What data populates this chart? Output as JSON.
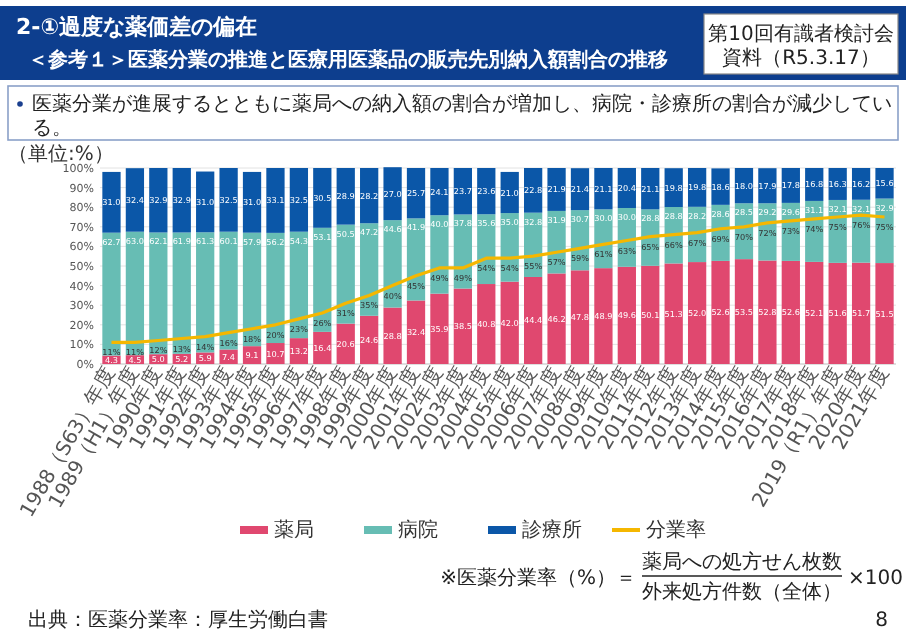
{
  "chart_data": {
    "type": "bar",
    "stacked": true,
    "title": "2-①過度な薬価差の偏在",
    "subtitle": "＜参考１＞医薬分業の推進と医療用医薬品の販売先別納入額割合の推移",
    "ylabel": "（単位:%）",
    "categories": [
      "1988（S63）年度",
      "1989（H1）年度",
      "1990年度",
      "1991年度",
      "1992年度",
      "1993年度",
      "1994年度",
      "1995年度",
      "1996年度",
      "1997年度",
      "1998年度",
      "1999年度",
      "2000年度",
      "2001年度",
      "2002年度",
      "2003年度",
      "2004年度",
      "2005年度",
      "2006年度",
      "2007年度",
      "2008年度",
      "2009年度",
      "2010年度",
      "2011年度",
      "2012年度",
      "2013年度",
      "2014年度",
      "2015年度",
      "2016年度",
      "2017年度",
      "2018年度",
      "2019（R1）年度",
      "2020年度",
      "2021年度"
    ],
    "series": [
      {
        "name": "薬局",
        "color": "#e0486f",
        "values": [
          4.3,
          4.5,
          5.0,
          5.2,
          5.9,
          7.4,
          9.1,
          10.7,
          13.2,
          16.4,
          20.6,
          24.6,
          28.8,
          32.4,
          35.9,
          38.5,
          40.8,
          42.0,
          44.4,
          46.2,
          47.8,
          48.9,
          49.6,
          50.1,
          51.3,
          52.0,
          52.6,
          53.5,
          52.8,
          52.6,
          52.1,
          51.6,
          51.7,
          51.5
        ],
        "value_labels": [
          "4.3",
          "4.5",
          "5.0",
          "5.2",
          "5.9",
          "7.4",
          "9.1",
          "10.7",
          "13.2",
          "16.4",
          "20.6",
          "24.6",
          "28.8",
          "32.4",
          "35.9",
          "38.5",
          "40.8",
          "42.0",
          "44.4",
          "46.2",
          "47.8",
          "48.9",
          "49.6",
          "50.1",
          "51.3",
          "52.0",
          "52.6",
          "53.5",
          "52.8",
          "52.6",
          "52.1",
          "51.6",
          "51.7",
          "51.5"
        ]
      },
      {
        "name": "病院",
        "color": "#67bdb4",
        "values": [
          62.7,
          63.0,
          62.1,
          61.9,
          61.3,
          60.1,
          57.9,
          56.2,
          54.3,
          53.1,
          50.5,
          47.2,
          44.6,
          41.9,
          40.0,
          37.8,
          35.6,
          35.0,
          32.8,
          31.9,
          30.7,
          30.0,
          30.0,
          28.8,
          28.8,
          28.2,
          28.6,
          28.5,
          29.2,
          29.6,
          31.1,
          32.1,
          32.1,
          32.9
        ],
        "value_labels": [
          "62.7",
          "63.0",
          "62.1",
          "61.9",
          "61.3",
          "60.1",
          "57.9",
          "56.2",
          "54.3",
          "53.1",
          "50.5",
          "47.2",
          "44.6",
          "41.9",
          "40.0",
          "37.8",
          "35.6",
          "35.0",
          "32.8",
          "31.9",
          "30.7",
          "30.0",
          "30.0",
          "28.8",
          "28.8",
          "28.2",
          "28.6",
          "28.5",
          "29.2",
          "29.6",
          "31.1",
          "32.1",
          "32.1",
          "32.9"
        ]
      },
      {
        "name": "診療所",
        "color": "#0b57a8",
        "values": [
          31.0,
          32.4,
          32.9,
          32.9,
          31.0,
          32.5,
          31.0,
          33.1,
          32.5,
          30.5,
          28.9,
          28.2,
          27.0,
          25.7,
          24.1,
          23.7,
          23.6,
          21.0,
          22.8,
          21.9,
          21.4,
          21.1,
          20.4,
          21.1,
          19.8,
          19.8,
          18.6,
          18.0,
          17.9,
          17.8,
          16.8,
          16.3,
          16.2,
          15.6
        ],
        "value_labels": [
          "31.0",
          "32.4",
          "32.9",
          "32.9",
          "31.0",
          "32.5",
          "31.0",
          "33.1",
          "32.5",
          "30.5",
          "28.9",
          "28.2",
          "27.0",
          "25.7",
          "24.1",
          "23.7",
          "23.6",
          "21.0",
          "22.8",
          "21.9",
          "21.4",
          "21.1",
          "20.4",
          "21.1",
          "19.8",
          "19.8",
          "18.6",
          "18.0",
          "17.9",
          "17.8",
          "16.8",
          "16.3",
          "16.2",
          "15.6"
        ]
      },
      {
        "name": "分業率",
        "type": "line",
        "color": "#f5b700",
        "values": [
          11,
          11,
          12,
          13,
          14,
          16,
          18,
          20,
          23,
          26,
          31,
          35,
          40,
          45,
          49,
          49,
          54,
          54,
          55,
          57,
          59,
          61,
          63,
          65,
          66,
          67,
          69,
          70,
          72,
          73,
          74,
          75,
          76,
          75
        ],
        "value_labels": [
          "11%",
          "11%",
          "12%",
          "13%",
          "14%",
          "16%",
          "18%",
          "20%",
          "23%",
          "26%",
          "31%",
          "35%",
          "40%",
          "45%",
          "49%",
          "49%",
          "54%",
          "54%",
          "55%",
          "57%",
          "59%",
          "61%",
          "63%",
          "65%",
          "66%",
          "67%",
          "69%",
          "70%",
          "72%",
          "73%",
          "74%",
          "75%",
          "76%",
          "75%"
        ]
      }
    ],
    "ylim": [
      0,
      100
    ],
    "yticks": [
      {
        "value": 0,
        "label": "0%"
      },
      {
        "value": 10,
        "label": "10%"
      },
      {
        "value": 20,
        "label": "20%"
      },
      {
        "value": 30,
        "label": "30%"
      },
      {
        "value": 40,
        "label": "40%"
      },
      {
        "value": 50,
        "label": "50%"
      },
      {
        "value": 60,
        "label": "60%"
      },
      {
        "value": 70,
        "label": "70%"
      },
      {
        "value": 80,
        "label": "80%"
      },
      {
        "value": 90,
        "label": "90%"
      },
      {
        "value": 100,
        "label": "100%"
      }
    ],
    "grid": "y",
    "legend": "bottom",
    "marker": "none",
    "annotations": [
      "第10回有識者検討会",
      "資料（R5.3.17）",
      "医薬分業が進展するとともに薬局への納入額の割合が増加し、病院・診療所の割合が減少している。",
      "※医薬分業率（%）＝",
      "薬局への処方せん枚数",
      "外来処方件数（全体）",
      "×100",
      "出典：医薬分業率：厚生労働白書",
      "8"
    ]
  }
}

————

What is expected
Copy each line above where the string "color" occurs.

Solution
        "color": "#e0486f",
        "color": "#67bdb4",
        "color": "#0b57a8",
        "color": "#f5b700",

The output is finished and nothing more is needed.